Exercise —
Count the lines in the material below that contain the string "chart", treating uppercase and lowercase as different. Reply with the number only.

(Image-based layout entries)

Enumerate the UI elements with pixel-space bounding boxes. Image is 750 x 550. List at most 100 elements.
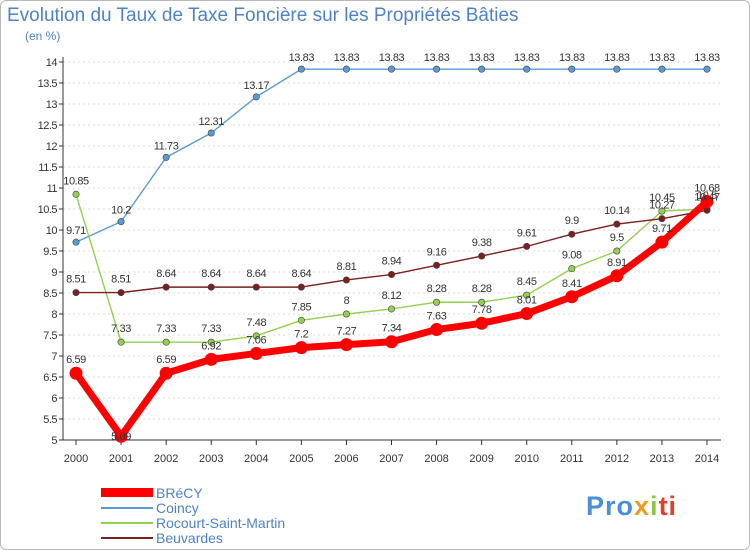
point-brecy [339,338,353,352]
data-label-coincy: 13.83 [649,52,675,64]
data-label-rocourt: 7.48 [246,317,266,329]
data-label-coincy: 13.83 [379,52,405,64]
data-label-coincy: 13.83 [694,52,720,64]
data-label-coincy: 9.71 [66,225,86,237]
point-brecy [565,290,579,304]
point-brecy [204,352,218,366]
data-label-rocourt: 8.28 [472,283,492,295]
y-tick-label: 6 [51,393,57,405]
x-tick-label: 2001 [109,453,133,465]
data-label-beuvardes: 8.81 [337,261,357,273]
point-rocourt [523,291,531,299]
data-label-brecy: 7.63 [427,311,447,323]
point-beuvardes [387,271,395,279]
y-tick-label: 8.5 [43,288,57,300]
y-tick-label: 12 [46,141,58,153]
point-brecy [159,366,173,380]
data-label-rocourt: 7.33 [156,323,176,335]
y-tick-label: 11 [47,183,58,195]
line-chart: 5 5.5 6 6.5 7 7.5 8 8.5 9 9.5 10 10.5 11 11.5 12 12.5 13… [38,52,721,465]
data-label-beuvardes: 8.94 [382,256,402,268]
data-label-rocourt: 9.08 [562,250,582,262]
point-beuvardes [342,276,350,284]
x-tick-label: 2009 [469,453,493,465]
point-beuvardes [162,283,170,291]
data-label-beuvardes: 8.64 [246,268,266,280]
point-beuvardes [297,283,305,291]
data-label-brecy: 6.92 [201,340,221,352]
data-label-rocourt: 10.5 [697,190,717,202]
data-label-brecy: 7.27 [337,326,357,338]
series-group [69,65,714,443]
point-coincy [387,65,395,73]
legend-swatch-rocourt [101,522,153,524]
point-rocourt [117,338,125,346]
data-label-brecy: 5.09 [111,431,131,443]
y-tick-label: 5.5 [43,414,57,426]
y-tick-label: 7 [51,351,57,363]
point-rocourt [433,298,441,306]
y-tick-label: 5 [51,435,57,447]
point-brecy [520,307,534,321]
legend-swatch-brecy [101,488,153,497]
point-brecy [430,323,444,337]
data-label-brecy: 6.59 [66,354,86,366]
point-coincy [658,65,666,73]
chart-unit: (en %) [25,29,61,43]
data-label-brecy: 9.71 [652,223,672,235]
point-coincy [252,93,260,101]
x-tick-label: 2011 [560,453,584,465]
logo-part-2: x [634,491,651,521]
y-tick-label: 13 [46,99,58,111]
logo-part-3: i [650,491,659,521]
data-label-brecy: 8.01 [517,295,537,307]
data-label-beuvardes: 9.61 [517,227,537,239]
data-label-rocourt: 8.45 [517,276,537,288]
point-brecy [294,341,308,355]
data-label-beuvardes: 10.14 [604,205,630,217]
legend-label-coincy: Coincy [156,500,199,516]
point-coincy [297,65,305,73]
y-tick-label: 12.5 [38,120,58,132]
point-beuvardes [207,283,215,291]
point-coincy [703,65,711,73]
y-tick-label: 10.5 [38,204,58,216]
data-label-rocourt: 8 [344,295,350,307]
point-beuvardes [72,289,80,297]
x-tick-label: 2007 [379,453,403,465]
data-label-brecy: 6.59 [156,354,176,366]
y-tick-label: 6.5 [43,372,57,384]
legend-label-beuvardes: Beuvardes [156,530,223,546]
x-tick-label: 2010 [514,453,538,465]
x-tick-label: 2013 [650,453,674,465]
data-label-rocourt: 9.5 [610,232,624,244]
x-tick-label: 2002 [154,453,178,465]
x-tick-label: 2014 [695,453,719,465]
data-label-rocourt: 10.45 [649,192,675,204]
y-tick-label: 14 [46,57,58,69]
point-coincy [478,65,486,73]
data-labels: 9.71 10.2 11.73 12.31 13.17 13.83 13.83 13.83 13… [63,52,720,443]
legend-swatch-beuvardes [101,537,153,539]
point-brecy [114,429,128,443]
point-rocourt [162,338,170,346]
point-brecy [475,316,489,330]
x-tick-label: 2006 [334,453,358,465]
legend-label-brecy: BRéCY [156,485,203,501]
chart-title: Evolution du Taux de Taxe Foncière sur l… [7,5,519,26]
point-coincy [613,65,621,73]
proxiti-logo: Proxiti [586,491,677,522]
data-label-rocourt: 7.33 [201,323,221,335]
data-label-beuvardes: 10.27 [649,200,675,212]
point-beuvardes [613,220,621,228]
data-label-brecy: 7.06 [246,334,266,346]
point-rocourt [207,338,215,346]
legend-swatch-coincy [101,507,153,509]
x-tick-label: 2008 [424,453,448,465]
point-beuvardes [117,289,125,297]
y-tick-label: 8 [51,309,57,321]
point-coincy [72,238,80,246]
point-coincy [207,129,215,137]
point-rocourt [297,316,305,324]
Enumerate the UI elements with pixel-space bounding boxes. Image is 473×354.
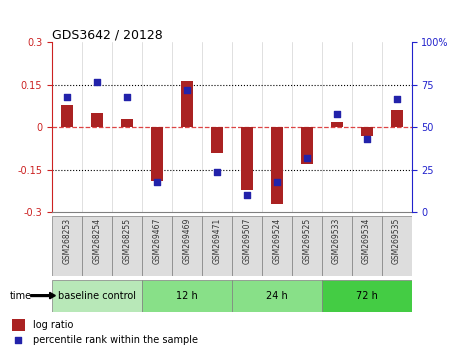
Point	[273, 179, 280, 185]
Text: GDS3642 / 20128: GDS3642 / 20128	[52, 28, 163, 41]
Text: percentile rank within the sample: percentile rank within the sample	[33, 335, 198, 345]
Point	[183, 87, 191, 93]
Text: GSM269534: GSM269534	[362, 218, 371, 264]
Bar	[271, 127, 283, 204]
Point	[303, 155, 310, 161]
Bar	[322, 216, 351, 276]
Bar	[322, 280, 412, 312]
Text: GSM268253: GSM268253	[62, 218, 71, 264]
Bar	[151, 127, 163, 181]
Point	[393, 96, 400, 101]
Bar	[391, 110, 403, 127]
Bar	[211, 127, 223, 153]
Bar	[12, 319, 25, 331]
Point	[14, 337, 22, 343]
Bar	[351, 216, 382, 276]
Text: 24 h: 24 h	[266, 291, 288, 301]
Bar	[331, 122, 342, 127]
Text: 72 h: 72 h	[356, 291, 377, 301]
Bar	[112, 216, 142, 276]
Bar	[262, 216, 292, 276]
Point	[363, 137, 370, 142]
Bar	[301, 127, 313, 164]
Text: GSM269467: GSM269467	[152, 218, 161, 264]
Point	[333, 111, 341, 117]
Text: baseline control: baseline control	[58, 291, 136, 301]
Text: GSM269469: GSM269469	[182, 218, 192, 264]
Bar	[142, 280, 232, 312]
Bar	[241, 127, 253, 190]
Point	[93, 79, 101, 84]
Text: GSM269533: GSM269533	[332, 218, 341, 264]
Bar	[181, 81, 193, 127]
Text: GSM269471: GSM269471	[212, 218, 221, 264]
Bar	[91, 113, 103, 127]
Bar	[52, 280, 142, 312]
Text: time: time	[9, 291, 32, 301]
Text: GSM268255: GSM268255	[123, 218, 131, 264]
Bar	[82, 216, 112, 276]
Text: GSM269524: GSM269524	[272, 218, 281, 264]
Bar	[61, 105, 73, 127]
Text: GSM269525: GSM269525	[302, 218, 311, 264]
Text: GSM269535: GSM269535	[392, 218, 401, 264]
Bar	[382, 216, 412, 276]
Point	[63, 94, 71, 100]
Point	[243, 193, 251, 198]
Bar	[121, 119, 133, 127]
Bar	[232, 216, 262, 276]
Point	[153, 179, 161, 185]
Bar	[360, 127, 373, 136]
Bar	[202, 216, 232, 276]
Bar	[52, 216, 82, 276]
Text: log ratio: log ratio	[33, 320, 73, 330]
Bar	[232, 280, 322, 312]
Bar	[172, 216, 202, 276]
Text: GSM269507: GSM269507	[242, 218, 251, 264]
Bar	[142, 216, 172, 276]
Text: GSM268254: GSM268254	[92, 218, 102, 264]
Bar	[292, 216, 322, 276]
Point	[123, 94, 131, 100]
Point	[213, 169, 220, 175]
Text: 12 h: 12 h	[176, 291, 198, 301]
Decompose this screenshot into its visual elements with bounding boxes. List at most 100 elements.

Output for this task —
3